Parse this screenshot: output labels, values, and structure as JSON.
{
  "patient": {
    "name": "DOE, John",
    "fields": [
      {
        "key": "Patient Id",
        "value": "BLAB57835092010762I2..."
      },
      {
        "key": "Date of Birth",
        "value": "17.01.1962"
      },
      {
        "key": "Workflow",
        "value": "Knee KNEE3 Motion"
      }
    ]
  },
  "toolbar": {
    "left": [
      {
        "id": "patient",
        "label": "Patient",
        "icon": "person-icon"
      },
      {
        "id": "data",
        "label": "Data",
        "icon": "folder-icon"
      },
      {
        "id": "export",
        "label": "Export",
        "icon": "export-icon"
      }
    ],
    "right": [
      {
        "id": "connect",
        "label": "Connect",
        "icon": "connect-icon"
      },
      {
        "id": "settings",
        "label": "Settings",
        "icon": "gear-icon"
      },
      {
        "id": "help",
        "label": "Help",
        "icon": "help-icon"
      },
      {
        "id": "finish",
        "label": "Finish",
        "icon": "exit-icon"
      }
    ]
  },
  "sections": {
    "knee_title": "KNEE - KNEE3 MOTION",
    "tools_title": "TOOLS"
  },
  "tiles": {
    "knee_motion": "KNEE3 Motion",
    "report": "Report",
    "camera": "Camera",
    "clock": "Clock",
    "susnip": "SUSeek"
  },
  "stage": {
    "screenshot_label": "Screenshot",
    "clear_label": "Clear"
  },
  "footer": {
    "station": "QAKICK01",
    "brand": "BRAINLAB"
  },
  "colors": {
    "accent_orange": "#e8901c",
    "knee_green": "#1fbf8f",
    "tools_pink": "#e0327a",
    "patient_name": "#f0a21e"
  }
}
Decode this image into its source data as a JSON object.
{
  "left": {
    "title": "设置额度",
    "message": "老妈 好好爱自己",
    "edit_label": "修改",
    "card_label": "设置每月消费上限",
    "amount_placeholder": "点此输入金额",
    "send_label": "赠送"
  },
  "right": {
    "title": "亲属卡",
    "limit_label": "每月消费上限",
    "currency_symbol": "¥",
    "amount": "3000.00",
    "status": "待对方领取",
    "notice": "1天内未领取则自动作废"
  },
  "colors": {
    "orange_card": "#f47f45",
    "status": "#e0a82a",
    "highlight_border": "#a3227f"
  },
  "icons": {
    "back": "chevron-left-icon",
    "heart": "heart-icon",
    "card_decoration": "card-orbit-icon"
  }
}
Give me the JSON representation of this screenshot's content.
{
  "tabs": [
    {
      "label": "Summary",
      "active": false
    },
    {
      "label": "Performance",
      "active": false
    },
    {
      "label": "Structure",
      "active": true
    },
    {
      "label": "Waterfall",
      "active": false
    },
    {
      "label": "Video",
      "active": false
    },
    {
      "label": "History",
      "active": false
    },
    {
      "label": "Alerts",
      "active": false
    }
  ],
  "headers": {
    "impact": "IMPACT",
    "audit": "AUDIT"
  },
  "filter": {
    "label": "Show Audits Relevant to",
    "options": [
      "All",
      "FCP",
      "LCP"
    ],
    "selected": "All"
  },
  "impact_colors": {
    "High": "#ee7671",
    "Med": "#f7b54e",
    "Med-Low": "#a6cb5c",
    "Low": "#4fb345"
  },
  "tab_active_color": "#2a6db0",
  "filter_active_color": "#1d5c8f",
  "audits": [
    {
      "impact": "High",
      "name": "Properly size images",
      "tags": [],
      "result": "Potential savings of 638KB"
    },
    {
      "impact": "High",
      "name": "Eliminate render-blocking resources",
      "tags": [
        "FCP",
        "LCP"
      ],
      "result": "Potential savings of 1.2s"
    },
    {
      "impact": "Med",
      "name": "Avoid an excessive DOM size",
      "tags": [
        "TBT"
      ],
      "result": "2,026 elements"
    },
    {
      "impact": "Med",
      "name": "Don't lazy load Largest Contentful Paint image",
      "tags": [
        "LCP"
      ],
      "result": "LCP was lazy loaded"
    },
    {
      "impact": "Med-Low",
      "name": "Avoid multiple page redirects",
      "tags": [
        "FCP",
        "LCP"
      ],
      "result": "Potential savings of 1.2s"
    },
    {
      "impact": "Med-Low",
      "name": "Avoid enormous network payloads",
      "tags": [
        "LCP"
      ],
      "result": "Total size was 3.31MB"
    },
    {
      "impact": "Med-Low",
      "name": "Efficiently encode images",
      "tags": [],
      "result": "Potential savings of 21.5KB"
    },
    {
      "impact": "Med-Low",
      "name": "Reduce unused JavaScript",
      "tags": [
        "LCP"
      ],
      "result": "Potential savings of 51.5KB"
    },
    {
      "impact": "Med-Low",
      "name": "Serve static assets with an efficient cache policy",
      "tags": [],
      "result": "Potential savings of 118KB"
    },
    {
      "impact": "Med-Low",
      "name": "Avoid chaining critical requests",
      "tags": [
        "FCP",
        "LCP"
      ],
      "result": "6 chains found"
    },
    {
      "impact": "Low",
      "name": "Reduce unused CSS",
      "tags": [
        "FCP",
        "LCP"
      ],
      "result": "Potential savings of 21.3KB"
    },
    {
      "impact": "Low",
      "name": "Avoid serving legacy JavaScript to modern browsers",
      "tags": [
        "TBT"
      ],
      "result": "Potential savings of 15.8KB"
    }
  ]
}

--

The exercise => Retype the material in full, character for character.

Result of the exercise =>
Parse this screenshot: output labels, values, and structure as JSON.
{
  "patient": {
    "name": "DOE, John",
    "fields": [
      {
        "key": "Patient Id",
        "value": "BLAB57835092010762I2..."
      },
      {
        "key": "Date of Birth",
        "value": "17.01.1962"
      },
      {
        "key": "Workflow",
        "value": "Knee KNEE3 Motion"
      }
    ]
  },
  "toolbar": {
    "left": [
      {
        "id": "patient",
        "label": "Patient",
        "icon": "person-icon"
      },
      {
        "id": "data",
        "label": "Data",
        "icon": "folder-icon"
      },
      {
        "id": "export",
        "label": "Export",
        "icon": "export-icon"
      }
    ],
    "right": [
      {
        "id": "connect",
        "label": "Connect",
        "icon": "connect-icon"
      },
      {
        "id": "settings",
        "label": "Settings",
        "icon": "gear-icon"
      },
      {
        "id": "help",
        "label": "Help",
        "icon": "help-icon"
      },
      {
        "id": "finish",
        "label": "Finish",
        "icon": "exit-icon"
      }
    ]
  },
  "sections": {
    "knee_title": "KNEE - KNEE3 MOTION",
    "tools_title": "TOOLS"
  },
  "tiles": {
    "knee_motion": "KNEE3 Motion",
    "report": "Report",
    "camera": "Camera",
    "clock": "Clock",
    "susnip": "SUSeek"
  },
  "stage": {
    "screenshot_label": "Screenshot",
    "clear_label": "Clear"
  },
  "footer": {
    "station": "QAKICK01",
    "brand": "BRAINLAB"
  },
  "colors": {
    "accent_orange": "#e8901c",
    "knee_green": "#1fbf8f",
    "tools_pink": "#e0327a",
    "patient_name": "#f0a21e"
  }
}
Decode this image into its source data as a JSON object.
{
  "left": {
    "title": "设置额度",
    "message": "老妈 好好爱自己",
    "edit_label": "修改",
    "card_label": "设置每月消费上限",
    "amount_placeholder": "点此输入金额",
    "send_label": "赠送"
  },
  "right": {
    "title": "亲属卡",
    "limit_label": "每月消费上限",
    "currency_symbol": "¥",
    "amount": "3000.00",
    "status": "待对方领取",
    "notice": "1天内未领取则自动作废"
  },
  "colors": {
    "orange_card": "#f47f45",
    "status": "#e0a82a",
    "highlight_border": "#a3227f"
  },
  "icons": {
    "back": "chevron-left-icon",
    "heart": "heart-icon",
    "card_decoration": "card-orbit-icon"
  }
}
Give me the JSON representation of this screenshot's content.
{
  "tabs": [
    {
      "label": "Summary",
      "active": false
    },
    {
      "label": "Performance",
      "active": false
    },
    {
      "label": "Structure",
      "active": true
    },
    {
      "label": "Waterfall",
      "active": false
    },
    {
      "label": "Video",
      "active": false
    },
    {
      "label": "History",
      "active": false
    },
    {
      "label": "Alerts",
      "active": false
    }
  ],
  "headers": {
    "impact": "IMPACT",
    "audit": "AUDIT"
  },
  "filter": {
    "label": "Show Audits Relevant to",
    "options": [
      "All",
      "FCP",
      "LCP"
    ],
    "selected": "All"
  },
  "impact_colors": {
    "High": "#ee7671",
    "Med": "#f7b54e",
    "Med-Low": "#a6cb5c",
    "Low": "#4fb345"
  },
  "tab_active_color": "#2a6db0",
  "filter_active_color": "#1d5c8f",
  "audits": [
    {
      "impact": "High",
      "name": "Properly size images",
      "tags": [],
      "result": "Potential savings of 638KB"
    },
    {
      "impact": "High",
      "name": "Eliminate render-blocking resources",
      "tags": [
        "FCP",
        "LCP"
      ],
      "result": "Potential savings of 1.2s"
    },
    {
      "impact": "Med",
      "name": "Avoid an excessive DOM size",
      "tags": [
        "TBT"
      ],
      "result": "2,026 elements"
    },
    {
      "impact": "Med",
      "name": "Don't lazy load Largest Contentful Paint image",
      "tags": [
        "LCP"
      ],
      "result": "LCP was lazy loaded"
    },
    {
      "impact": "Med-Low",
      "name": "Avoid multiple page redirects",
      "tags": [
        "FCP",
        "LCP"
      ],
      "result": "Potential savings of 1.2s"
    },
    {
      "impact": "Med-Low",
      "name": "Avoid enormous network payloads",
      "tags": [
        "LCP"
      ],
      "result": "Total size was 3.31MB"
    },
    {
      "impact": "Med-Low",
      "name": "Efficiently encode images",
      "tags": [],
      "result": "Potential savings of 21.5KB"
    },
    {
      "impact": "Med-Low",
      "name": "Reduce unused JavaScript",
      "tags": [
        "LCP"
      ],
      "result": "Potential savings of 51.5KB"
    },
    {
      "impact": "Med-Low",
      "name": "Serve static assets with an efficient cache policy",
      "tags": [],
      "result": "Potential savings of 118KB"
    },
    {
      "impact": "Med-Low",
      "name": "Avoid chaining critical requests",
      "tags": [
        "FCP",
        "LCP"
      ],
      "result": "6 chains found"
    },
    {
      "impact": "Low",
      "name": "Reduce unused CSS",
      "tags": [
        "FCP",
        "LCP"
      ],
      "result": "Potential savings of 21.3KB"
    },
    {
      "impact": "Low",
      "name": "Avoid serving legacy JavaScript to modern browsers",
      "tags": [
        "TBT"
      ],
      "result": "Potential savings of 15.8KB"
    }
  ]
}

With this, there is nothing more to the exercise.